Input:
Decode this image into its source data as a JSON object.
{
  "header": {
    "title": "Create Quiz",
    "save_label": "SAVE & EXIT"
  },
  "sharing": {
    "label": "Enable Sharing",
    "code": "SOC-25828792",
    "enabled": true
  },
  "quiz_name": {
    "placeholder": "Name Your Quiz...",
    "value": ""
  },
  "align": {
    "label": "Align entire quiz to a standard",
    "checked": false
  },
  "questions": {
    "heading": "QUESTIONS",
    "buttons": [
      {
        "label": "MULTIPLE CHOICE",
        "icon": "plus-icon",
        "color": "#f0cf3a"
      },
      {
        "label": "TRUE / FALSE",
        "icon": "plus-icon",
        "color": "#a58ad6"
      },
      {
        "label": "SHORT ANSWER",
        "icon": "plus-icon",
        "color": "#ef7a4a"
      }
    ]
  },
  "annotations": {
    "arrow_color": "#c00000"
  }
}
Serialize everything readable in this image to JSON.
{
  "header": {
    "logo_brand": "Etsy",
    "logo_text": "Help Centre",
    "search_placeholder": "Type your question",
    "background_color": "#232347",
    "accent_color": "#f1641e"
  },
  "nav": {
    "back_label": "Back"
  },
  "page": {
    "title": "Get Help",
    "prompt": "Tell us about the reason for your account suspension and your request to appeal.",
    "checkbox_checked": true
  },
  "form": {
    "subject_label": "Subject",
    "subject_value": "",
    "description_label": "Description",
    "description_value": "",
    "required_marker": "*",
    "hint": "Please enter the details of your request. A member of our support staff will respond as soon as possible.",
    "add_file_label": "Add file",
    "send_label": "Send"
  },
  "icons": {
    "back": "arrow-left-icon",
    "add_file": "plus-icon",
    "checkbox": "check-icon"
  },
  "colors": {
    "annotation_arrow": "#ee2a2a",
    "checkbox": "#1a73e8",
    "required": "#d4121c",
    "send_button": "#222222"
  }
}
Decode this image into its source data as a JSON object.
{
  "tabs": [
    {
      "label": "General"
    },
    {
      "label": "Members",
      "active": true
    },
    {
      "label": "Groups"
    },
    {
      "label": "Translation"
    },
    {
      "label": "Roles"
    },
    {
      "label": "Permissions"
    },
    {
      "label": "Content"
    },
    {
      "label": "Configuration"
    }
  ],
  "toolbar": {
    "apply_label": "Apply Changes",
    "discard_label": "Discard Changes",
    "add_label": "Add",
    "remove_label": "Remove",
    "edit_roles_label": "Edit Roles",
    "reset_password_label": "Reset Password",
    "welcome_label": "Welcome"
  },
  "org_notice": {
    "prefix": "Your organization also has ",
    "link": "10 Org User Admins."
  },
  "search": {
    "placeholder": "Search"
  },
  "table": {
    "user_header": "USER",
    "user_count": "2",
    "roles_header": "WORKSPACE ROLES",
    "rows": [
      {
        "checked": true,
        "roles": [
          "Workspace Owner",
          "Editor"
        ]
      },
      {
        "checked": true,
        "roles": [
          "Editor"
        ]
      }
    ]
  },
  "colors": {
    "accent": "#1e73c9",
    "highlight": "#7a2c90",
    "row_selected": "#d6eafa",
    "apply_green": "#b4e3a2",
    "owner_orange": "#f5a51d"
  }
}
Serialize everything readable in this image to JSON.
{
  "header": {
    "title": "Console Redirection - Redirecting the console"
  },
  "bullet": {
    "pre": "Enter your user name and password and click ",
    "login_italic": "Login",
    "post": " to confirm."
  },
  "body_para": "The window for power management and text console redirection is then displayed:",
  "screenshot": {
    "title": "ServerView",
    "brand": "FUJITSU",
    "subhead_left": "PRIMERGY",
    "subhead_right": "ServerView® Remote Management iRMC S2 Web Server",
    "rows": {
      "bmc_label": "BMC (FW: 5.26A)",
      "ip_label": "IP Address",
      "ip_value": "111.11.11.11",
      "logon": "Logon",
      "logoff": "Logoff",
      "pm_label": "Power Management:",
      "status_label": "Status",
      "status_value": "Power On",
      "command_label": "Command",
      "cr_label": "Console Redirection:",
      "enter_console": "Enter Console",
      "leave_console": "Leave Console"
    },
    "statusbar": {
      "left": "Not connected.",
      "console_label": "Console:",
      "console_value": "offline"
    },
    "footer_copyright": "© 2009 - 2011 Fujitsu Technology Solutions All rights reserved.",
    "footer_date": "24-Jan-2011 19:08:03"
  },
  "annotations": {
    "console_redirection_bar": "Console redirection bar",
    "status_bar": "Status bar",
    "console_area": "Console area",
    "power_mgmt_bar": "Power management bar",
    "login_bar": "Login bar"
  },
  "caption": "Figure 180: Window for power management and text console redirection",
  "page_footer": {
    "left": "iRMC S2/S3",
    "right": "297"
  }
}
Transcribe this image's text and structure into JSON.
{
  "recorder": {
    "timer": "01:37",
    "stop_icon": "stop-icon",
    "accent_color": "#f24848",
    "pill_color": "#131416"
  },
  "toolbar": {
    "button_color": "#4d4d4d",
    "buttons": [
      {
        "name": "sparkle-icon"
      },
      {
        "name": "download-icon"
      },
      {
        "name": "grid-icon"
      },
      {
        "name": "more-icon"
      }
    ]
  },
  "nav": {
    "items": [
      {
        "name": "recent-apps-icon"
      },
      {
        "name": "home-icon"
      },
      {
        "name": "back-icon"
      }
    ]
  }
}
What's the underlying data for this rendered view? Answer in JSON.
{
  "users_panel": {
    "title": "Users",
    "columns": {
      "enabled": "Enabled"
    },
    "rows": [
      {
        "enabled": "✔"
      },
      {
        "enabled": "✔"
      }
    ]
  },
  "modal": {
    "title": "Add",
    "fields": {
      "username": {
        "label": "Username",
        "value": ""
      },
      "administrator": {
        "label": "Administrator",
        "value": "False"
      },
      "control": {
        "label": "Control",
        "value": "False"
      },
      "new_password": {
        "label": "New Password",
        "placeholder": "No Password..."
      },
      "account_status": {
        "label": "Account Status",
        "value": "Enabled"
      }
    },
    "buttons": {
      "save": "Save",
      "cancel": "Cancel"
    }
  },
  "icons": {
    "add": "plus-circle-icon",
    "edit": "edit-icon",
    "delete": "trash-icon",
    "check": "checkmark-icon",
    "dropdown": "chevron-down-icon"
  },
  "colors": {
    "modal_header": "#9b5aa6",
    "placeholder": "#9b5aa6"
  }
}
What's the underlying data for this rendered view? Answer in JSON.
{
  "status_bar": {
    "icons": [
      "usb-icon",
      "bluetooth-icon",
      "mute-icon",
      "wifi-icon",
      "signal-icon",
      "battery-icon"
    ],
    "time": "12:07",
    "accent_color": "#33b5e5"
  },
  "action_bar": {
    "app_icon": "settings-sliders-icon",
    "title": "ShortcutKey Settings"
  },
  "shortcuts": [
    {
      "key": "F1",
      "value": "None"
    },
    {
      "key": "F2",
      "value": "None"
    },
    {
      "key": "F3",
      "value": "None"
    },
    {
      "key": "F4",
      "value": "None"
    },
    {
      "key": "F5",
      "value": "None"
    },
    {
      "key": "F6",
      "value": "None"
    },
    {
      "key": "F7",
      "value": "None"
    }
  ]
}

The request:
Write out the entries in full, exactly as given.

Answer to the task:
Decode this image into its source data as a JSON object.
{
  "header": {
    "title": "Create Quiz",
    "save_label": "SAVE & EXIT"
  },
  "sharing": {
    "label": "Enable Sharing",
    "code": "SOC-25828792",
    "enabled": true
  },
  "quiz_name": {
    "placeholder": "Name Your Quiz...",
    "value": ""
  },
  "align": {
    "label": "Align entire quiz to a standard",
    "checked": false
  },
  "questions": {
    "heading": "QUESTIONS",
    "buttons": [
      {
        "label": "MULTIPLE CHOICE",
        "icon": "plus-icon",
        "color": "#f0cf3a"
      },
      {
        "label": "TRUE / FALSE",
        "icon": "plus-icon",
        "color": "#a58ad6"
      },
      {
        "label": "SHORT ANSWER",
        "icon": "plus-icon",
        "color": "#ef7a4a"
      }
    ]
  },
  "annotations": {
    "arrow_color": "#c00000"
  }
}
Serialize everything readable in this image to JSON.
{
  "header": {
    "logo_brand": "Etsy",
    "logo_text": "Help Centre",
    "search_placeholder": "Type your question",
    "background_color": "#232347",
    "accent_color": "#f1641e"
  },
  "nav": {
    "back_label": "Back"
  },
  "page": {
    "title": "Get Help",
    "prompt": "Tell us about the reason for your account suspension and your request to appeal.",
    "checkbox_checked": true
  },
  "form": {
    "subject_label": "Subject",
    "subject_value": "",
    "description_label": "Description",
    "description_value": "",
    "required_marker": "*",
    "hint": "Please enter the details of your request. A member of our support staff will respond as soon as possible.",
    "add_file_label": "Add file",
    "send_label": "Send"
  },
  "icons": {
    "back": "arrow-left-icon",
    "add_file": "plus-icon",
    "checkbox": "check-icon"
  },
  "colors": {
    "annotation_arrow": "#ee2a2a",
    "checkbox": "#1a73e8",
    "required": "#d4121c",
    "send_button": "#222222"
  }
}
Decode this image into its source data as a JSON object.
{
  "tabs": [
    {
      "label": "General"
    },
    {
      "label": "Members",
      "active": true
    },
    {
      "label": "Groups"
    },
    {
      "label": "Translation"
    },
    {
      "label": "Roles"
    },
    {
      "label": "Permissions"
    },
    {
      "label": "Content"
    },
    {
      "label": "Configuration"
    }
  ],
  "toolbar": {
    "apply_label": "Apply Changes",
    "discard_label": "Discard Changes",
    "add_label": "Add",
    "remove_label": "Remove",
    "edit_roles_label": "Edit Roles",
    "reset_password_label": "Reset Password",
    "welcome_label": "Welcome"
  },
  "org_notice": {
    "prefix": "Your organization also has ",
    "link": "10 Org User Admins."
  },
  "search": {
    "placeholder": "Search"
  },
  "table": {
    "user_header": "USER",
    "user_count": "2",
    "roles_header": "WORKSPACE ROLES",
    "rows": [
      {
        "checked": true,
        "roles": [
          "Workspace Owner",
          "Editor"
        ]
      },
      {
        "checked": true,
        "roles": [
          "Editor"
        ]
      }
    ]
  },
  "colors": {
    "accent": "#1e73c9",
    "highlight": "#7a2c90",
    "row_selected": "#d6eafa",
    "apply_green": "#b4e3a2",
    "owner_orange": "#f5a51d"
  }
}
Serialize everything readable in this image to JSON.
{
  "header": {
    "title": "Console Redirection - Redirecting the console"
  },
  "bullet": {
    "pre": "Enter your user name and password and click ",
    "login_italic": "Login",
    "post": " to confirm."
  },
  "body_para": "The window for power management and text console redirection is then displayed:",
  "screenshot": {
    "title": "ServerView",
    "brand": "FUJITSU",
    "subhead_left": "PRIMERGY",
    "subhead_right": "ServerView® Remote Management iRMC S2 Web Server",
    "rows": {
      "bmc_label": "BMC (FW: 5.26A)",
      "ip_label": "IP Address",
      "ip_value": "111.11.11.11",
      "logon": "Logon",
      "logoff": "Logoff",
      "pm_label": "Power Management:",
      "status_label": "Status",
      "status_value": "Power On",
      "command_label": "Command",
      "cr_label": "Console Redirection:",
      "enter_console": "Enter Console",
      "leave_console": "Leave Console"
    },
    "statusbar": {
      "left": "Not connected.",
      "console_label": "Console:",
      "console_value": "offline"
    },
    "footer_copyright": "© 2009 - 2011 Fujitsu Technology Solutions All rights reserved.",
    "footer_date": "24-Jan-2011 19:08:03"
  },
  "annotations": {
    "console_redirection_bar": "Console redirection bar",
    "status_bar": "Status bar",
    "console_area": "Console area",
    "power_mgmt_bar": "Power management bar",
    "login_bar": "Login bar"
  },
  "caption": "Figure 180: Window for power management and text console redirection",
  "page_footer": {
    "left": "iRMC S2/S3",
    "right": "297"
  }
}
Transcribe this image's text and structure into JSON.
{
  "recorder": {
    "timer": "01:37",
    "stop_icon": "stop-icon",
    "accent_color": "#f24848",
    "pill_color": "#131416"
  },
  "toolbar": {
    "button_color": "#4d4d4d",
    "buttons": [
      {
        "name": "sparkle-icon"
      },
      {
        "name": "download-icon"
      },
      {
        "name": "grid-icon"
      },
      {
        "name": "more-icon"
      }
    ]
  },
  "nav": {
    "items": [
      {
        "name": "recent-apps-icon"
      },
      {
        "name": "home-icon"
      },
      {
        "name": "back-icon"
      }
    ]
  }
}
What's the underlying data for this rendered view? Answer in JSON.
{
  "users_panel": {
    "title": "Users",
    "columns": {
      "enabled": "Enabled"
    },
    "rows": [
      {
        "enabled": "✔"
      },
      {
        "enabled": "✔"
      }
    ]
  },
  "modal": {
    "title": "Add",
    "fields": {
      "username": {
        "label": "Username",
        "value": ""
      },
      "administrator": {
        "label": "Administrator",
        "value": "False"
      },
      "control": {
        "label": "Control",
        "value": "False"
      },
      "new_password": {
        "label": "New Password",
        "placeholder": "No Password..."
      },
      "account_status": {
        "label": "Account Status",
        "value": "Enabled"
      }
    },
    "buttons": {
      "save": "Save",
      "cancel": "Cancel"
    }
  },
  "icons": {
    "add": "plus-circle-icon",
    "edit": "edit-icon",
    "delete": "trash-icon",
    "check": "checkmark-icon",
    "dropdown": "chevron-down-icon"
  },
  "colors": {
    "modal_header": "#9b5aa6",
    "placeholder": "#9b5aa6"
  }
}
What's the underlying data for this rendered view? Answer in JSON.
{
  "status_bar": {
    "icons": [
      "usb-icon",
      "bluetooth-icon",
      "mute-icon",
      "wifi-icon",
      "signal-icon",
      "battery-icon"
    ],
    "time": "12:07",
    "accent_color": "#33b5e5"
  },
  "action_bar": {
    "app_icon": "settings-sliders-icon",
    "title": "ShortcutKey Settings"
  },
  "shortcuts": [
    {
      "key": "F1",
      "value": "None"
    },
    {
      "key": "F2",
      "value": "None"
    },
    {
      "key": "F3",
      "value": "None"
    },
    {
      "key": "F4",
      "value": "None"
    },
    {
      "key": "F5",
      "value": "None"
    },
    {
      "key": "F6",
      "value": "None"
    },
    {
      "key": "F7",
      "value": "None"
    }
  ]
}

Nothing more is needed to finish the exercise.